▶ **Exercise instructions**:
Count the lines below that contain the word "detached" and give only that number.

---------- The records ----------

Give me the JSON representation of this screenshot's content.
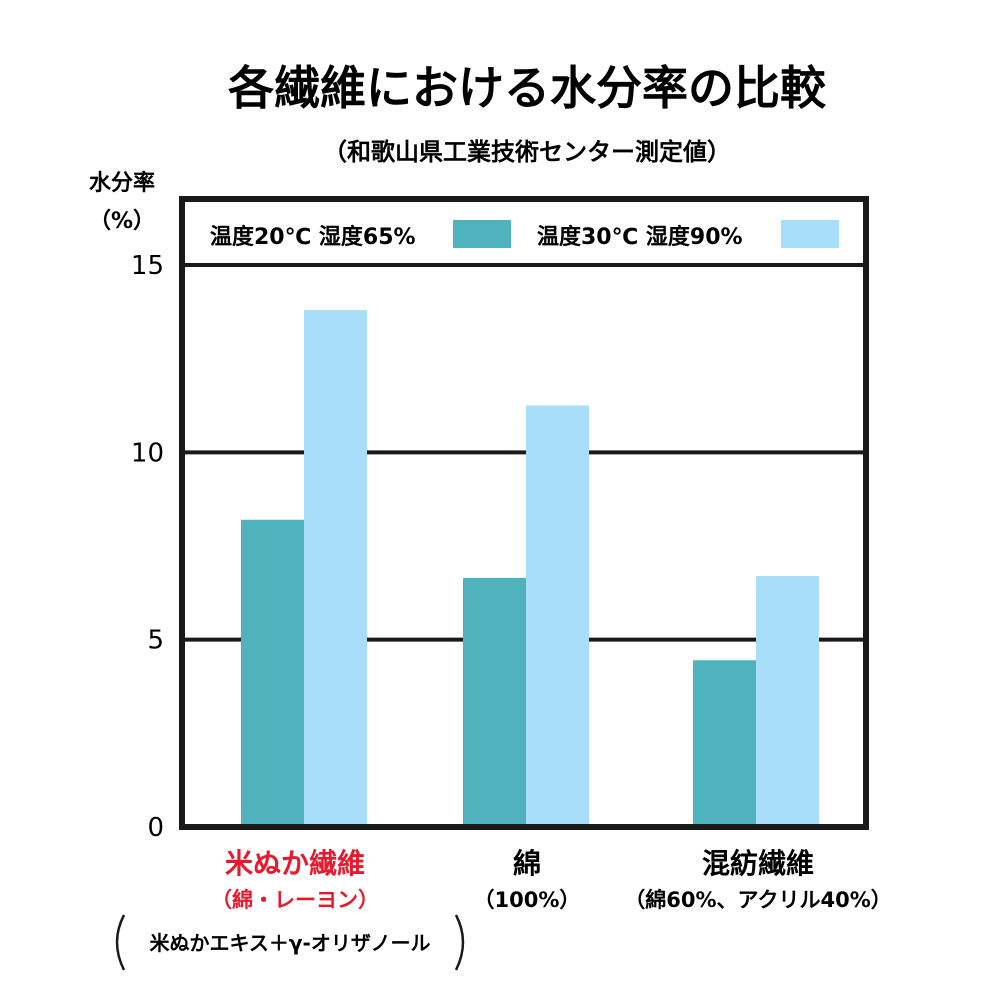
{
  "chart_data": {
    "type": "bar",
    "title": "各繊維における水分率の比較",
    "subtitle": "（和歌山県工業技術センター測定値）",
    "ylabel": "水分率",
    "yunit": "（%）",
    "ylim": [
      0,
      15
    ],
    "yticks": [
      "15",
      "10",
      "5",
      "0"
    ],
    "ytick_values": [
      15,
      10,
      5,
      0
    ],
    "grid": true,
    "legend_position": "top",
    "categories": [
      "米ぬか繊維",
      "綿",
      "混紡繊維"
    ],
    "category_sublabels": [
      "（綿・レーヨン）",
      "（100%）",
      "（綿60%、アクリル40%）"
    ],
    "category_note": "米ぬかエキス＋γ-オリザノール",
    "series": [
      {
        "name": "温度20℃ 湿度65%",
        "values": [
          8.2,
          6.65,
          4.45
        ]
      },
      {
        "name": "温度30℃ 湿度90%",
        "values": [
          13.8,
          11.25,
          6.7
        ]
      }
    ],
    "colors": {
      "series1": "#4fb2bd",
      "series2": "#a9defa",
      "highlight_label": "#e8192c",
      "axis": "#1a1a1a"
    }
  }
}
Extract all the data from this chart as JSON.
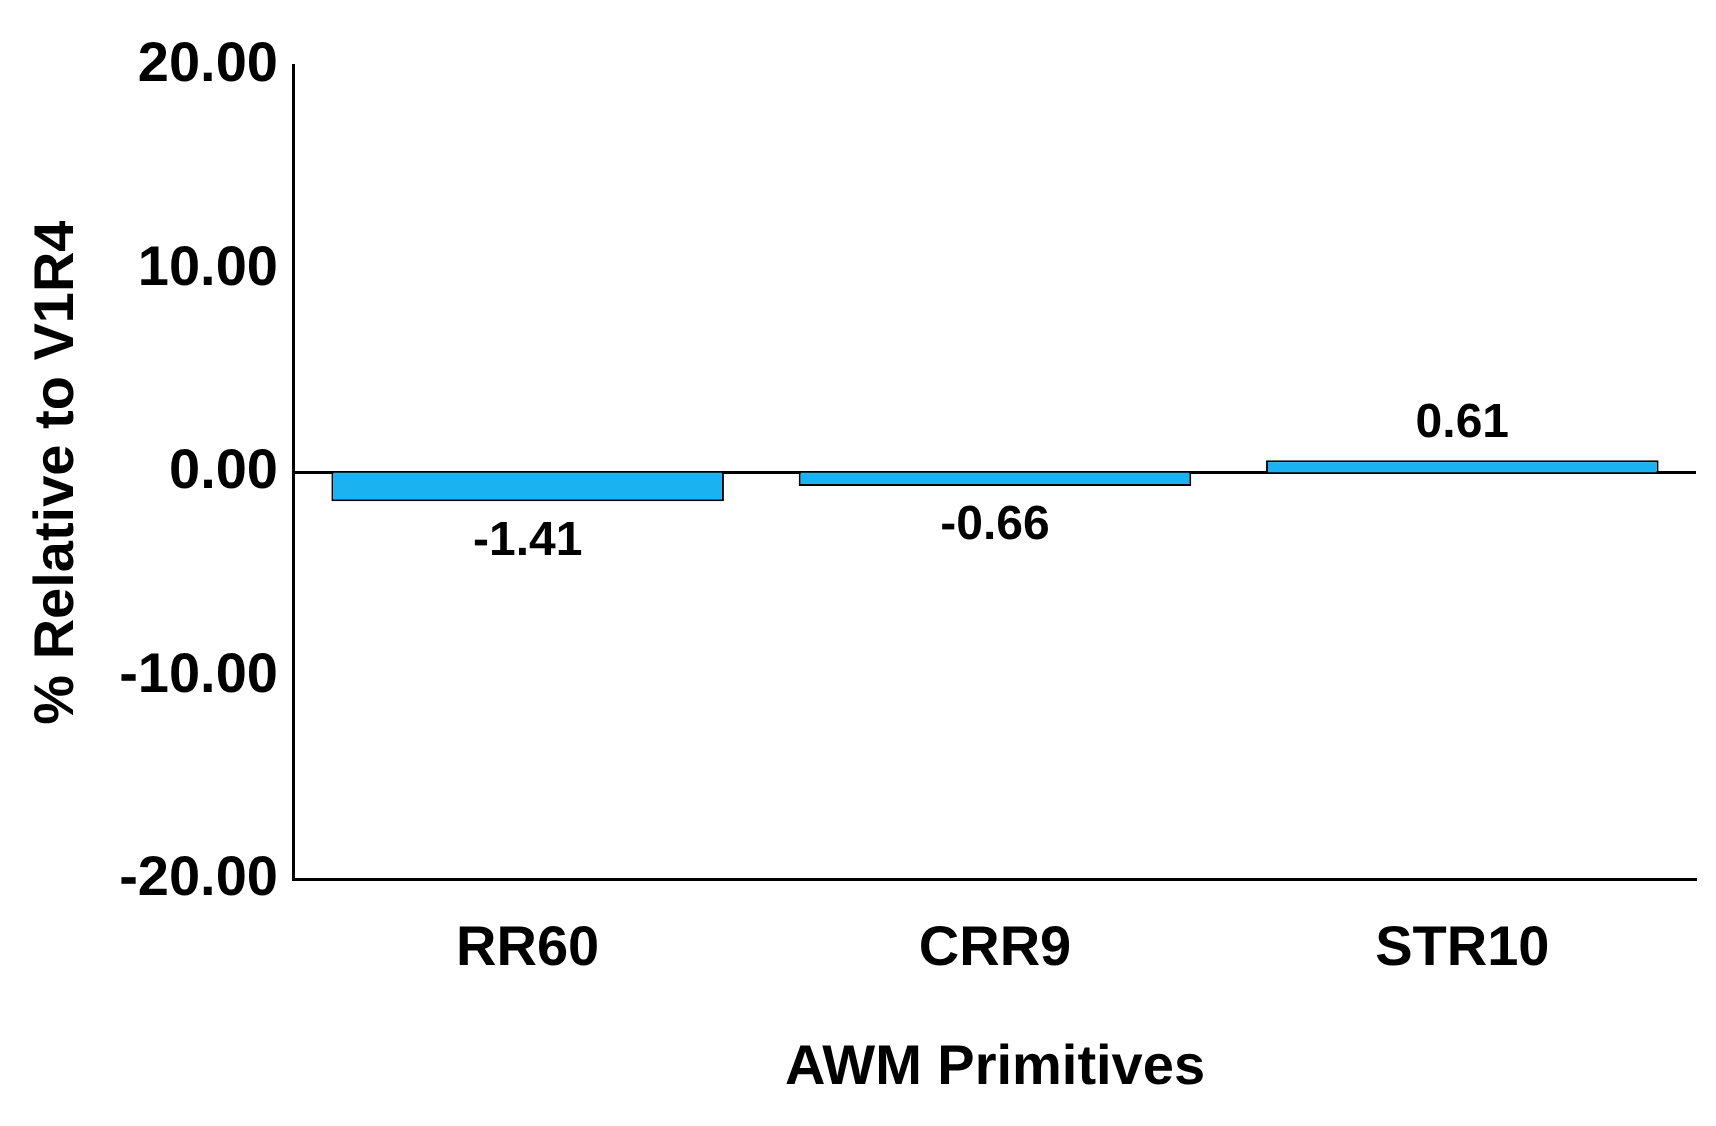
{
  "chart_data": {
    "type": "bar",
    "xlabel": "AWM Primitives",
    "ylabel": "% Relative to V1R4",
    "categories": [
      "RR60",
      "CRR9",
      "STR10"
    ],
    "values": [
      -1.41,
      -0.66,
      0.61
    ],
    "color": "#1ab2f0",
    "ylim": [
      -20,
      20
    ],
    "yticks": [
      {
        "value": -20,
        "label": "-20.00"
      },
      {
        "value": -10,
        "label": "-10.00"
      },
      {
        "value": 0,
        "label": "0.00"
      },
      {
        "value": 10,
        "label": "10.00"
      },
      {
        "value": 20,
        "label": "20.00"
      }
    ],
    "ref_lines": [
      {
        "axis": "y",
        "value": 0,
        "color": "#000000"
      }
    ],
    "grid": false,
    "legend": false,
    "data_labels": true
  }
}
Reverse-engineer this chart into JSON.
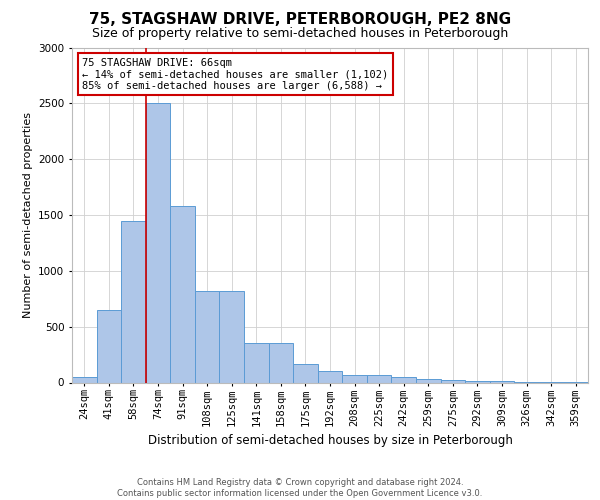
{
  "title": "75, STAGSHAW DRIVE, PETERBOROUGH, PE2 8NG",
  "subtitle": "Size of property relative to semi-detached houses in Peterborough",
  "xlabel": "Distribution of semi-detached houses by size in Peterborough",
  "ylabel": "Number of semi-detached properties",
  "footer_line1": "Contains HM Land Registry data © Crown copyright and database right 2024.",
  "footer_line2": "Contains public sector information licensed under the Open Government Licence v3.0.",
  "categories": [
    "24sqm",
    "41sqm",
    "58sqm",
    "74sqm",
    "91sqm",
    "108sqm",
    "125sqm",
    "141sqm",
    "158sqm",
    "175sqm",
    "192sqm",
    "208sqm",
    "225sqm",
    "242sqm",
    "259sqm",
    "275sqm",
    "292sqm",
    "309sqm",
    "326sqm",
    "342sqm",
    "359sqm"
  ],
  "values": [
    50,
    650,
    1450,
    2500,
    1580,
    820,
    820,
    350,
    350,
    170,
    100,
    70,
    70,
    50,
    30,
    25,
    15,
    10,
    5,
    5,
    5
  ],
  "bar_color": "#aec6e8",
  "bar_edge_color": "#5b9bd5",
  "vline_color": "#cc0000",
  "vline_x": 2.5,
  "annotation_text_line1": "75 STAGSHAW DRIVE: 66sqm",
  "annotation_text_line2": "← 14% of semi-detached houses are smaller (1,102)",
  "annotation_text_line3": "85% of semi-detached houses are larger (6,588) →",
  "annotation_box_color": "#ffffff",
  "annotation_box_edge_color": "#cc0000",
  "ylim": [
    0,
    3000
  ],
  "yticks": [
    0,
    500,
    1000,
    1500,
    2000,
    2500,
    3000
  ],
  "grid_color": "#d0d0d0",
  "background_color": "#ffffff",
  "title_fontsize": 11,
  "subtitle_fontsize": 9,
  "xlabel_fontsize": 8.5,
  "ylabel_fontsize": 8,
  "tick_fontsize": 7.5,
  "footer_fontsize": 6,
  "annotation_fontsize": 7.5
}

----------

▶ **Response to the task**:
5